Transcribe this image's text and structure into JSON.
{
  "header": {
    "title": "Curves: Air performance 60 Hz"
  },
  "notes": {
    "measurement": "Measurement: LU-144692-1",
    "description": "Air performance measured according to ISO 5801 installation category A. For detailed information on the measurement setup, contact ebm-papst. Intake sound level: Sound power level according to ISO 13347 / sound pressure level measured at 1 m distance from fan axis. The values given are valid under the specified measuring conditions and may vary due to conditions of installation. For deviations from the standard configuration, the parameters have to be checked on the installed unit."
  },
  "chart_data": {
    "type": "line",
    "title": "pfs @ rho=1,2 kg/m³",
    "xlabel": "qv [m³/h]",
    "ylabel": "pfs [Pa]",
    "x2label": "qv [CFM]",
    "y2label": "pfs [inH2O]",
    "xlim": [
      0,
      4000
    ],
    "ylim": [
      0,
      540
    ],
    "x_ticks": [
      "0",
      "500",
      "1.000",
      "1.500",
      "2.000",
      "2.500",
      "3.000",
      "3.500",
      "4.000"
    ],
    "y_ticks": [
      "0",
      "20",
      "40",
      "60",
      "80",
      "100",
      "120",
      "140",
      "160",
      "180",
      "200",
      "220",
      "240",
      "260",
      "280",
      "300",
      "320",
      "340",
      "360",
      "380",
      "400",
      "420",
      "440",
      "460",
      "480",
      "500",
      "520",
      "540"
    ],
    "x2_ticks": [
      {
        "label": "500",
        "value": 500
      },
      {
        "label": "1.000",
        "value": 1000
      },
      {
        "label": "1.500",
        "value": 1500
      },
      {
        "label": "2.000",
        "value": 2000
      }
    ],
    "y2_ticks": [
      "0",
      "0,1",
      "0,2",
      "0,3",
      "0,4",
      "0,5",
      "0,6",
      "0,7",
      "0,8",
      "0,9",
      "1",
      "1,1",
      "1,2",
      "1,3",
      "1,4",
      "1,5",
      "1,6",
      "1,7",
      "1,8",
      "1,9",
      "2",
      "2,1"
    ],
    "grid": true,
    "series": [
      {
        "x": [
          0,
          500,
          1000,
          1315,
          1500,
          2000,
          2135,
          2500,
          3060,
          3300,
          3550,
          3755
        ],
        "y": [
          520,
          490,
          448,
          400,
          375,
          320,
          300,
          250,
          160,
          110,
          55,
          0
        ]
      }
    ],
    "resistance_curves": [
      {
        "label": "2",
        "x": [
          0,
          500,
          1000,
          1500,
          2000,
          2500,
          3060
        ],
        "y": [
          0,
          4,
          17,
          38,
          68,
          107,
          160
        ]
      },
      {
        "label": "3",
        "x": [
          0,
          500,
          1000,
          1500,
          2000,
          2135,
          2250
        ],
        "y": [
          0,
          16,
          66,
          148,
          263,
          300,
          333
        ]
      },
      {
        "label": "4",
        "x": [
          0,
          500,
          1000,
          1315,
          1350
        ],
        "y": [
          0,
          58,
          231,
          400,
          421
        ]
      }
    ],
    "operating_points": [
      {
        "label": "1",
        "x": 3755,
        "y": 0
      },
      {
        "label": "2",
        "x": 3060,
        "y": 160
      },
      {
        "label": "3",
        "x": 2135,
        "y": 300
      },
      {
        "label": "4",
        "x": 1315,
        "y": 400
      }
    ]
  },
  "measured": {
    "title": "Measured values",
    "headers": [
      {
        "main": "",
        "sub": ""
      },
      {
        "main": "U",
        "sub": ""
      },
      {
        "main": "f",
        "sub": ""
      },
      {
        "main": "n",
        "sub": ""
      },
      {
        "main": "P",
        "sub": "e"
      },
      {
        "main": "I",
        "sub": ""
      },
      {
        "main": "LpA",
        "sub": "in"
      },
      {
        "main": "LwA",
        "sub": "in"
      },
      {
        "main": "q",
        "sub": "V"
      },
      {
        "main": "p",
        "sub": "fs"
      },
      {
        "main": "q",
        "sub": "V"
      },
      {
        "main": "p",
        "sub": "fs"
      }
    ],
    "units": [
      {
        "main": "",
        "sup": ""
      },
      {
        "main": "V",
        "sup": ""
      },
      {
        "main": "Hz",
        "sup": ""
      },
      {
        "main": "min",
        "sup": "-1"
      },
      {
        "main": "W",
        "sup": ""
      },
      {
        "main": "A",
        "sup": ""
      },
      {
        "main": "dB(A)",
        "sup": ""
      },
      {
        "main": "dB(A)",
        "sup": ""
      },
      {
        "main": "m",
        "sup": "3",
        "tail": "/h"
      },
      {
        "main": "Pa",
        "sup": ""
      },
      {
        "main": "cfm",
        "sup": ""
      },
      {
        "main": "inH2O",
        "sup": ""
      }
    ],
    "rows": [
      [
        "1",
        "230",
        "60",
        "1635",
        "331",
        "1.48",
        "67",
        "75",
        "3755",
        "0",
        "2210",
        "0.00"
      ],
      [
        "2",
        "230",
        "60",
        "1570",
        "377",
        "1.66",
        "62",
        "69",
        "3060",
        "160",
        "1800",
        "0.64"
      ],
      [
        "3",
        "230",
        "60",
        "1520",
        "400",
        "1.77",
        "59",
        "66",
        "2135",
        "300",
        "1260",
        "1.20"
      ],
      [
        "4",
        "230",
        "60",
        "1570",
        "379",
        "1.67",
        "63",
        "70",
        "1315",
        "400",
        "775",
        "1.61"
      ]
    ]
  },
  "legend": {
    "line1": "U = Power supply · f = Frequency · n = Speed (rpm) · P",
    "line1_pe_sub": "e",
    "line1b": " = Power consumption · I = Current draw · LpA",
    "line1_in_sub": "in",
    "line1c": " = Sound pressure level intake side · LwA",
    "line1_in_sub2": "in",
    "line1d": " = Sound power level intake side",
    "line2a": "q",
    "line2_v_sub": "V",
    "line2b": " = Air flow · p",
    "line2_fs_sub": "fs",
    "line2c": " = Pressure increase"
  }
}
^^^^^^^^^^^^^^^^
→ **Aim**
Return all of the data exactly as it reads.

→ **The output**
Transcribe this image's text and structure into JSON.
{
  "header": {
    "title": "Curves: Air performance 60 Hz"
  },
  "notes": {
    "measurement": "Measurement: LU-144692-1",
    "description": "Air performance measured according to ISO 5801 installation category A. For detailed information on the measurement setup, contact ebm-papst. Intake sound level: Sound power level according to ISO 13347 / sound pressure level measured at 1 m distance from fan axis. The values given are valid under the specified measuring conditions and may vary due to conditions of installation. For deviations from the standard configuration, the parameters have to be checked on the installed unit."
  },
  "chart_data": {
    "type": "line",
    "title": "pfs @ rho=1,2 kg/m³",
    "xlabel": "qv [m³/h]",
    "ylabel": "pfs [Pa]",
    "x2label": "qv [CFM]",
    "y2label": "pfs [inH2O]",
    "xlim": [
      0,
      4000
    ],
    "ylim": [
      0,
      540
    ],
    "x_ticks": [
      "0",
      "500",
      "1.000",
      "1.500",
      "2.000",
      "2.500",
      "3.000",
      "3.500",
      "4.000"
    ],
    "y_ticks": [
      "0",
      "20",
      "40",
      "60",
      "80",
      "100",
      "120",
      "140",
      "160",
      "180",
      "200",
      "220",
      "240",
      "260",
      "280",
      "300",
      "320",
      "340",
      "360",
      "380",
      "400",
      "420",
      "440",
      "460",
      "480",
      "500",
      "520",
      "540"
    ],
    "x2_ticks": [
      {
        "label": "500",
        "value": 500
      },
      {
        "label": "1.000",
        "value": 1000
      },
      {
        "label": "1.500",
        "value": 1500
      },
      {
        "label": "2.000",
        "value": 2000
      }
    ],
    "y2_ticks": [
      "0",
      "0,1",
      "0,2",
      "0,3",
      "0,4",
      "0,5",
      "0,6",
      "0,7",
      "0,8",
      "0,9",
      "1",
      "1,1",
      "1,2",
      "1,3",
      "1,4",
      "1,5",
      "1,6",
      "1,7",
      "1,8",
      "1,9",
      "2",
      "2,1"
    ],
    "grid": true,
    "series": [
      {
        "x": [
          0,
          500,
          1000,
          1315,
          1500,
          2000,
          2135,
          2500,
          3060,
          3300,
          3550,
          3755
        ],
        "y": [
          520,
          490,
          448,
          400,
          375,
          320,
          300,
          250,
          160,
          110,
          55,
          0
        ]
      }
    ],
    "resistance_curves": [
      {
        "label": "2",
        "x": [
          0,
          500,
          1000,
          1500,
          2000,
          2500,
          3060
        ],
        "y": [
          0,
          4,
          17,
          38,
          68,
          107,
          160
        ]
      },
      {
        "label": "3",
        "x": [
          0,
          500,
          1000,
          1500,
          2000,
          2135,
          2250
        ],
        "y": [
          0,
          16,
          66,
          148,
          263,
          300,
          333
        ]
      },
      {
        "label": "4",
        "x": [
          0,
          500,
          1000,
          1315,
          1350
        ],
        "y": [
          0,
          58,
          231,
          400,
          421
        ]
      }
    ],
    "operating_points": [
      {
        "label": "1",
        "x": 3755,
        "y": 0
      },
      {
        "label": "2",
        "x": 3060,
        "y": 160
      },
      {
        "label": "3",
        "x": 2135,
        "y": 300
      },
      {
        "label": "4",
        "x": 1315,
        "y": 400
      }
    ]
  },
  "measured": {
    "title": "Measured values",
    "headers": [
      {
        "main": "",
        "sub": ""
      },
      {
        "main": "U",
        "sub": ""
      },
      {
        "main": "f",
        "sub": ""
      },
      {
        "main": "n",
        "sub": ""
      },
      {
        "main": "P",
        "sub": "e"
      },
      {
        "main": "I",
        "sub": ""
      },
      {
        "main": "LpA",
        "sub": "in"
      },
      {
        "main": "LwA",
        "sub": "in"
      },
      {
        "main": "q",
        "sub": "V"
      },
      {
        "main": "p",
        "sub": "fs"
      },
      {
        "main": "q",
        "sub": "V"
      },
      {
        "main": "p",
        "sub": "fs"
      }
    ],
    "units": [
      {
        "main": "",
        "sup": ""
      },
      {
        "main": "V",
        "sup": ""
      },
      {
        "main": "Hz",
        "sup": ""
      },
      {
        "main": "min",
        "sup": "-1"
      },
      {
        "main": "W",
        "sup": ""
      },
      {
        "main": "A",
        "sup": ""
      },
      {
        "main": "dB(A)",
        "sup": ""
      },
      {
        "main": "dB(A)",
        "sup": ""
      },
      {
        "main": "m",
        "sup": "3",
        "tail": "/h"
      },
      {
        "main": "Pa",
        "sup": ""
      },
      {
        "main": "cfm",
        "sup": ""
      },
      {
        "main": "inH2O",
        "sup": ""
      }
    ],
    "rows": [
      [
        "1",
        "230",
        "60",
        "1635",
        "331",
        "1.48",
        "67",
        "75",
        "3755",
        "0",
        "2210",
        "0.00"
      ],
      [
        "2",
        "230",
        "60",
        "1570",
        "377",
        "1.66",
        "62",
        "69",
        "3060",
        "160",
        "1800",
        "0.64"
      ],
      [
        "3",
        "230",
        "60",
        "1520",
        "400",
        "1.77",
        "59",
        "66",
        "2135",
        "300",
        "1260",
        "1.20"
      ],
      [
        "4",
        "230",
        "60",
        "1570",
        "379",
        "1.67",
        "63",
        "70",
        "1315",
        "400",
        "775",
        "1.61"
      ]
    ]
  },
  "legend": {
    "line1": "U = Power supply · f = Frequency · n = Speed (rpm) · P",
    "line1_pe_sub": "e",
    "line1b": " = Power consumption · I = Current draw · LpA",
    "line1_in_sub": "in",
    "line1c": " = Sound pressure level intake side · LwA",
    "line1_in_sub2": "in",
    "line1d": " = Sound power level intake side",
    "line2a": "q",
    "line2_v_sub": "V",
    "line2b": " = Air flow · p",
    "line2_fs_sub": "fs",
    "line2c": " = Pressure increase"
  }
}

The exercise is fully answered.